What the task asks
Please copy the stretch of the shipbuilding text below from "Ingalls would not" through "end, dispensed of.", swapping "hurricanes" for "storms".

Understanding the full impact of shipbuilding on New Orleans should end where it begins, with the people that made the vessels.  

Mr. Paul Mansfield worked for Avondale Shipyards for over forty years. He and his crew prefabricated parts that would later be installed on the intended ships. He doesn’t have the sort of rustic appearance one might would expect of someone who had a laborious job for so many years. Rather, he is someone that would seem more at home on a country farm with a decent sized garden where he walks he and his wife’s short legged yet splendidly round dachshund. It makes sense that one day he and his wife hope to move to his family’s old land in Folsom. It does not at all portray his wonderful accent that would be difficult to phonetically reproduce but can be heard throughout the New Orleans periphery.

“I worked with Avondale over forty years,” Mr. Paul said. “They sent me a plaque,” he said while walking over to get it. It was not on display, and he returned with a laser etched plastic panel on a cheap base. “I came home one day and found it on the door step.” There was no dinner, no ceremony, just a mailed plaque and a lunch break with donuts.  

Avondale had been the victim of a corporate takeover by the behemoth Northrop-Grumman that spun the yard off, with other’s it acquired, as Huntington-Ingalls, which operates massive shipyards in Newport News, Virginia and Pascagoula, MS. It had inherited a large workforce of several thousand and did not have any allegiance to its veteran members. It was not all bad since what most workers want is their paycheck, and Ingalls  seemed to offer a promising future as an employer. Ingalls secured a huge contract from the Navy to build a variety of ships including one that Mr. Paul worked on during his last years at Avondale.

One of his jobs was to clean the air conditioning vents. “I would take the vent covers to be cleaned  but would get lost trying to find the room where I had taken it off,” he said jokingly. The ships that could be built at Avondale were huge, but the port of New Orleans has limitations on the size of ships that can pass under its bridge. Mr. Paul explained that “Sometimes, to get a boat out of New Orleans, they would have to pump in water to sink it low enough to pass under the bridge.”  

Ingalls would not be able to manufacture their biggest contracts in their new acquisition in addition to the decayed infrastructure and bouts with hurricanes. The Avondale yard does not appear to be in a good position. Although Pascagoula may be susceptible to natural disaster, the yard there could accommodate even the largest sea vessels, the same goes for their other yard in Virginia. In the end, cuts would have to be made to prevent to company from cannibalizing itself and the New Orleans operation was, in the end, dispensed of.  

Avondale was never the only shipyard in the New Orleans area. On the Industrial Canal there were many shipyards where Andrew Higgins had first started mass producing his landing craft, continuing the New Orleans ship manufacturing tradition. Now, there are none.

One of the last yards that still manufactured vessels was Trinity Yachts, and one of its last shipbuilders was a motorcyclist known only as Snake.  He had been in the yards since his 20’s from Lafourche to Demopolis, Alabama. He is tough, straightforward, rugged in every manner and incredibly skilled at explaining the intricacies of turning sheet metal into massive hunks of floating steel. He manages all of this through his wild beard yearning to meet winds from on top of a cruiser.

Dataset rows
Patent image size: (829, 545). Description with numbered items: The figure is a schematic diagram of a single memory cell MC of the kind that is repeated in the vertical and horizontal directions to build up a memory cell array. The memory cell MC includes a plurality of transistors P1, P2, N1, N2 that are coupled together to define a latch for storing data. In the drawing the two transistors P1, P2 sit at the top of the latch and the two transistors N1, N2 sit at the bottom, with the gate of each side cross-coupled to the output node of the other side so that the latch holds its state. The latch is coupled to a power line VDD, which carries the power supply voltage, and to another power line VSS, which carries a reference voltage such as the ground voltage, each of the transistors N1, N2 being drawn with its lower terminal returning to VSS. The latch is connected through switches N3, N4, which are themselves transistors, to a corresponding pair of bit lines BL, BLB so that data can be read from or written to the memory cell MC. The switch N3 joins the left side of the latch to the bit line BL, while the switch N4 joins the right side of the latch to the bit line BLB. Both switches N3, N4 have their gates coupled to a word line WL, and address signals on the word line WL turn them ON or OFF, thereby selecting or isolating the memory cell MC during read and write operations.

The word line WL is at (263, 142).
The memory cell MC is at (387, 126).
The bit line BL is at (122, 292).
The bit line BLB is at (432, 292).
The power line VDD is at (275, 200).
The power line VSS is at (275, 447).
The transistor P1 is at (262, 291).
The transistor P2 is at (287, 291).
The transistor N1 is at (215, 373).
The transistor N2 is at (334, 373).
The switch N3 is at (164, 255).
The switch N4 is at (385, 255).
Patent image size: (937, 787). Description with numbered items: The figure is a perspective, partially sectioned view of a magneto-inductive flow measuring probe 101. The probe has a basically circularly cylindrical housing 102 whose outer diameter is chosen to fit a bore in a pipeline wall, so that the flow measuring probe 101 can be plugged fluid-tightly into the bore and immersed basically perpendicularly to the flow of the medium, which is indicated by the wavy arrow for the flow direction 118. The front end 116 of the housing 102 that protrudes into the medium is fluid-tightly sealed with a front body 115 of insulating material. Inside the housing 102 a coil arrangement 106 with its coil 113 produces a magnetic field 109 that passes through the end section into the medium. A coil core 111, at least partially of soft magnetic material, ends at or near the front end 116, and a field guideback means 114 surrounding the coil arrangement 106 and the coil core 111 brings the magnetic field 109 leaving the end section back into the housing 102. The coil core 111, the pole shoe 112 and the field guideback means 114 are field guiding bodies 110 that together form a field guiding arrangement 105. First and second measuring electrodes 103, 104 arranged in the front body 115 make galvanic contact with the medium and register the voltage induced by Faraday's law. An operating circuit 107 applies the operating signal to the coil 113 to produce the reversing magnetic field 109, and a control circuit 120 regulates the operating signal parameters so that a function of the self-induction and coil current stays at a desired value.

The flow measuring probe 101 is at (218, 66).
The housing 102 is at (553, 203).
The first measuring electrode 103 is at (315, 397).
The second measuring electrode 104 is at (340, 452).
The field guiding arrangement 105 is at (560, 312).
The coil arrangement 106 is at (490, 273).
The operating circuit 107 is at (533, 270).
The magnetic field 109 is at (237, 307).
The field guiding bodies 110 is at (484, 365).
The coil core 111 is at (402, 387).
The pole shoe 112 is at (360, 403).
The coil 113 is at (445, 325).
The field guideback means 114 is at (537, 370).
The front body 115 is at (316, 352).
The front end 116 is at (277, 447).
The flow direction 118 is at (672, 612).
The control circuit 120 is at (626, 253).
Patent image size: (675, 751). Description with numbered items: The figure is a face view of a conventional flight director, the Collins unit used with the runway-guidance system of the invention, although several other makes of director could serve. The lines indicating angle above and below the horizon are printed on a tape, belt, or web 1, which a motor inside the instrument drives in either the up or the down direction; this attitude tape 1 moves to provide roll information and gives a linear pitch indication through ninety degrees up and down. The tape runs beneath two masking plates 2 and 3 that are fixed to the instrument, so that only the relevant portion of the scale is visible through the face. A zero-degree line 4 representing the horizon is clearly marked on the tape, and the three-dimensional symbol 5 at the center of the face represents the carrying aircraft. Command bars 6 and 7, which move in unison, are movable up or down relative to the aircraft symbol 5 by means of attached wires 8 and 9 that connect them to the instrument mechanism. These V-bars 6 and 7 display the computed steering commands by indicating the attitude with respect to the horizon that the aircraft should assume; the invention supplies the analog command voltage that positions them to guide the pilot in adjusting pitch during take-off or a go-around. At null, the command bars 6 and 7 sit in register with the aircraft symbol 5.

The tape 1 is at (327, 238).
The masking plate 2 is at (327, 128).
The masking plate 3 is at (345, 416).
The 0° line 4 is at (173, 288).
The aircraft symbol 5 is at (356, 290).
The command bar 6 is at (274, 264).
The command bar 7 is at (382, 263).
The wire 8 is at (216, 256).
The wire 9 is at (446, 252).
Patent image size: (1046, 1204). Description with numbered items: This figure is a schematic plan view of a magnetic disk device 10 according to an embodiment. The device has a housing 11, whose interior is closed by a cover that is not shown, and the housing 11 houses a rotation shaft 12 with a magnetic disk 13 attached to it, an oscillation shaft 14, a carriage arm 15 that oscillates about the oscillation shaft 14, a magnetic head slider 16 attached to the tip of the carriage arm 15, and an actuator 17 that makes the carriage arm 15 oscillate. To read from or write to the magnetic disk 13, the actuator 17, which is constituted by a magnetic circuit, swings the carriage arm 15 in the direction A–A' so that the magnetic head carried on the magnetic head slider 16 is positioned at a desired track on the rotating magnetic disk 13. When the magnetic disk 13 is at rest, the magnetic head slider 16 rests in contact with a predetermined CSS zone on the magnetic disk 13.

Solution to this problem
Ingalls would not be able to manufacture their biggest contracts in their new acquisition in addition to the decayed infrastructure and bouts with storms. The Avondale yard does not appear to be in a good position. Although Pascagoula may be susceptible to natural disaster, the yard there could accommodate even the largest sea vessels, the same goes for their other yard in Virginia. In the end, cuts would have to be made to prevent to company from cannibalizing itself and the New Orleans operation was, in the end, dispensed of.